## TRECHO DO TEXTO
○ ○ ○

O Autor/Intelectual
Ygor Borba
Especialista em Ensino de Filosofia no Ensino Médio (Faced-UFBA) e Mestre em Cultura e Sociedade (UFBA)
28/07/2022 • Coluna ANPOF
Cada teoria assimilada, interpretada, reinventada e apropriada faz emergir dúvidas ou revela caminhos possíveis para pensarmos problemas que realmente nos tocam e, desta forma, assumindo postura de autor, enxergarmos nosso presente e a sociedade a nossa volta. Mas afinal, qual seria o papel do autor? O que fazer com nossas influências intelectuais? Como fazê-las falar por nós? Antes de responder essas perguntas, seria interessante responder outra, que englobaria todas elas: Quem é o autor? Assim,
[...] o autor não é uma fonte infinita de significações que viriam preencher a obra, o autor não precede as obras. Ele é um certo princípio funcional pelo qual, em nossa cultura, delimita-se, exclui-se ou seleciona-se: em suma, o princípio pelo qual se entrava a livre circulação, a livre manipulação, a livre composição, decomposição, recomposição da ficção. (FOUCAULT, 2009, p. 234).

○ ○ ○

## ITENS EXTRAÍDOS
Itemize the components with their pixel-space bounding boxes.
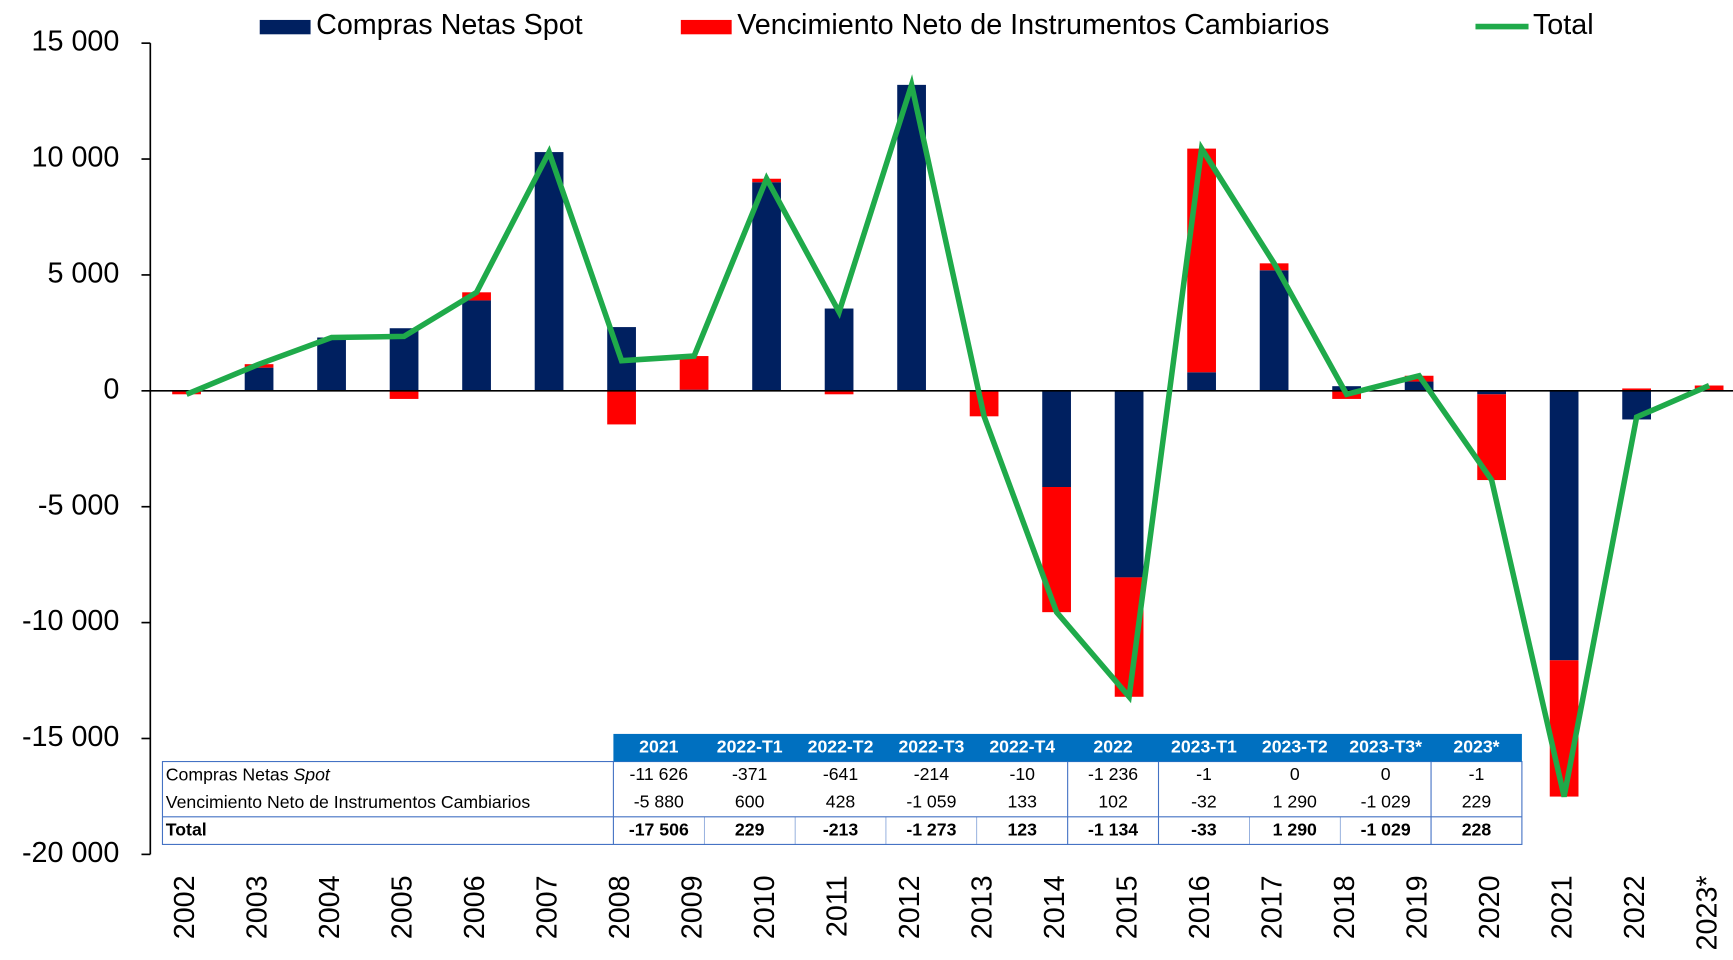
x-tick-label: 2011: [822, 875, 854, 937]
x-tick-label: 2013: [967, 875, 999, 939]
table-row-label: Vencimiento Neto de Instrumentos Cambiar…: [166, 792, 531, 812]
table-cell: -214: [914, 764, 950, 784]
y-tick-label: -15 000: [22, 721, 119, 753]
y-tick-label: -20 000: [22, 837, 119, 869]
table-cell: -1 134: [1088, 819, 1138, 839]
bar: [752, 182, 781, 391]
legend-label: Total: [1533, 9, 1594, 41]
x-tick-label: 2005: [387, 875, 419, 939]
table-cell: -1: [1469, 764, 1485, 784]
table-cell: -1 059: [906, 792, 956, 812]
table-header: 2022-T3: [898, 736, 964, 756]
bar: [462, 300, 491, 390]
bar: [1550, 660, 1579, 796]
x-tick-label: 2009: [677, 875, 709, 939]
legend-label: Vencimiento Neto de Instrumentos Cambiar…: [737, 9, 1329, 41]
bar: [1260, 270, 1289, 391]
table-cell: -371: [732, 764, 767, 784]
table-cell: 123: [1007, 819, 1037, 839]
table-cell: 1 290: [1273, 792, 1317, 812]
table-header: 2022-T4: [989, 736, 1055, 756]
y-tick-label: 10 000: [32, 142, 120, 174]
x-tick-label: 2021: [1547, 875, 1579, 939]
table-cell: -1 236: [1088, 764, 1138, 784]
x-tick-label: 2023*: [1692, 875, 1724, 950]
table-header: 2022-T1: [717, 736, 783, 756]
bar: [1187, 149, 1216, 373]
table-header: 2022: [1093, 736, 1132, 756]
table-header: 2023*: [1453, 736, 1499, 756]
row-label-italic: Spot: [293, 764, 330, 784]
x-tick-label: 2022: [1619, 875, 1651, 939]
table-cell: 428: [826, 792, 856, 812]
table-header: 2023-T2: [1262, 736, 1328, 756]
table-cell: -17 506: [629, 819, 689, 839]
y-tick-label: 0: [103, 373, 119, 405]
legend-label: Compras Netas Spot: [316, 9, 583, 41]
bar: [607, 391, 636, 425]
y-tick-label: 5 000: [47, 258, 119, 290]
table-cell: 0: [1290, 764, 1300, 784]
x-tick-label: 2010: [749, 875, 781, 939]
bar: [825, 309, 854, 391]
bar: [1115, 391, 1144, 578]
bar: [1042, 391, 1071, 487]
row-label: Compras Netas: [166, 764, 289, 784]
y-tick-label: 15 000: [32, 26, 120, 58]
table-header: 2021: [639, 736, 678, 756]
bar: [1550, 391, 1579, 660]
table-cell: -213: [823, 819, 859, 839]
table-header: 2023-T1: [1171, 736, 1237, 756]
x-tick-label: 2008: [604, 875, 636, 939]
table-cell: -32: [1191, 792, 1217, 812]
table-cell: 102: [1098, 792, 1128, 812]
bar: [390, 391, 419, 399]
table-cell: 1 290: [1273, 819, 1317, 839]
legend-swatch: [260, 20, 311, 34]
table-header: 2022-T2: [808, 736, 874, 756]
bar: [317, 338, 346, 391]
table-cell: -1: [1196, 764, 1212, 784]
table-cell: -1 029: [1361, 819, 1411, 839]
x-tick-label: 2006: [459, 875, 491, 939]
table-cell: -1 029: [1361, 792, 1411, 812]
x-tick-label: 2007: [532, 875, 564, 939]
x-tick-label: 2004: [314, 875, 346, 939]
table-cell: 600: [735, 792, 765, 812]
table-cell: -11 626: [630, 764, 689, 784]
table-cell: -5 880: [634, 792, 684, 812]
x-tick-label: 2015: [1112, 875, 1144, 939]
table-row-label: Total: [166, 819, 207, 839]
x-tick-label: 2014: [1039, 875, 1071, 939]
x-tick-label: 2003: [242, 875, 274, 939]
table-cell: 133: [1007, 792, 1037, 812]
table-row-label: Compras Netas Spot: [166, 764, 331, 784]
bar: [1042, 487, 1071, 612]
table-cell: 229: [1462, 792, 1492, 812]
table-cell: -33: [1191, 819, 1217, 839]
table-cell: 0: [1381, 764, 1391, 784]
y-tick-label: -10 000: [22, 605, 119, 637]
table-cell: 229: [735, 819, 765, 839]
x-tick-label: 2018: [1329, 875, 1361, 939]
table-cell: -10: [1009, 764, 1035, 784]
legend-swatch: [681, 20, 732, 34]
table-cell: 228: [1462, 819, 1492, 839]
table-header: 2023-T3*: [1349, 736, 1422, 756]
y-tick-label: -5 000: [38, 489, 119, 521]
x-tick-label: 2019: [1402, 875, 1434, 939]
x-tick-label: 2002: [169, 875, 201, 939]
x-tick-label: 2012: [894, 875, 926, 939]
table-cell: -1 273: [906, 819, 956, 839]
x-tick-label: 2020: [1474, 875, 1506, 939]
bar: [1187, 372, 1216, 391]
bar: [680, 356, 709, 390]
row-label: Vencimiento Neto de Instrumentos Cambiar…: [166, 792, 531, 812]
row-label: Total: [166, 819, 207, 839]
x-tick-label: 2017: [1257, 875, 1289, 939]
x-tick-label: 2016: [1184, 875, 1216, 939]
table-cell: -641: [823, 764, 858, 784]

○ ○ ○

## TAREFAS PROPOSTAS
a – Indique se cada afirmação concorda com o texto sobre o autor, respondendo sim ou não e citando literalmente as palavras do texto que decidem a resposta.
(i) O texto afirma que o autor precede as obras.
(ii) Segundo o texto, o autor é um certo princípio funcional.
(iii) O texto propõe responder à pergunta "Quem é o autor?" antes das demais perguntas.
b – Escreva a continuação do texto sobre o autor a partir do ponto em que ele termina, em um ou dois parágrafos.
Os itens não são necessários para resolver nada aqui.

## RESPOSTAS ÀS TAREFAS
a –
(i) Não: "o autor não precede as obras".
(ii) Sim: "Ele é um certo princípio funcional pelo qual, em nossa cultura, delimita-se, exclui-se ou seleciona-se".
(iii) Sim: "Antes de responder essas perguntas, seria interessante responder outra, que englobaria todas elas: Quem é o autor?"

b –
Michel Foucault em O que é o Autor? (2009) nos diz que a função autor não passaria, como um nome próprio, no interior de um discurso [1] ao sujeito real e exterior que o produziu. Contudo, ele recorre de qualquer maneira aos limites do texto, que ele o recorta, segue suas fundamentações, manifesta o modo de ser, ou simplesmente o define. O autor manifesta a ocorrência de certo conjunto de discursos, e se refere ao status desses discursos no interior de uma sociedade e de uma cultura. Assim, a função autor é característica do modo de existência no interior de uma sociedade. Que importa quem fala? Para Foucault, essa inferência perpassa todo pensamento ocidental e, se afirma como um princípio ético, talvez o mais fundamental da prática do conhecimento contemporâneo. O apagamento do autor tornou-se, desde então, para a epistemologia moderna, um tema dos debates filosóficos e intelectuais em geral. Mas, o essencial não seria constatar uma vez mais seu desaparecimento, pois, seria preciso descobrir como lugar vazio – ao mesmo tempo indiferente e obrigatório os locais onde sua função é exercida. Para melhor entendermos seu papel, Foucault define quatro relações da função do objeto autor: 1 – o nome do autor: com a sua impossibilidade de tratá-lo como uma descrição definida e como um nome próprio e comum; 2 – a relação de apropriação: o autor não seria exatamente nem o proprietário nem o responsável por seus textos, não é nem o produtor nem o inventor deles; 3 – a relação de atribuição: o autor, portanto, seria sem dúvida, aquele a quem se pode atribuir o que foi dito ou escrito. Todavia, a atribuição (mesmo quando se trata de um autor conhecido) é o resultado de operações críticas complexas e raramente justificadas; 4 – posição do autor nos diferentes tipos de discursos ou em campos discursivos, ou seja, a posição do autor no uso de funções dos prefácios; do narrador, do confidente, do memorialista, entre outros.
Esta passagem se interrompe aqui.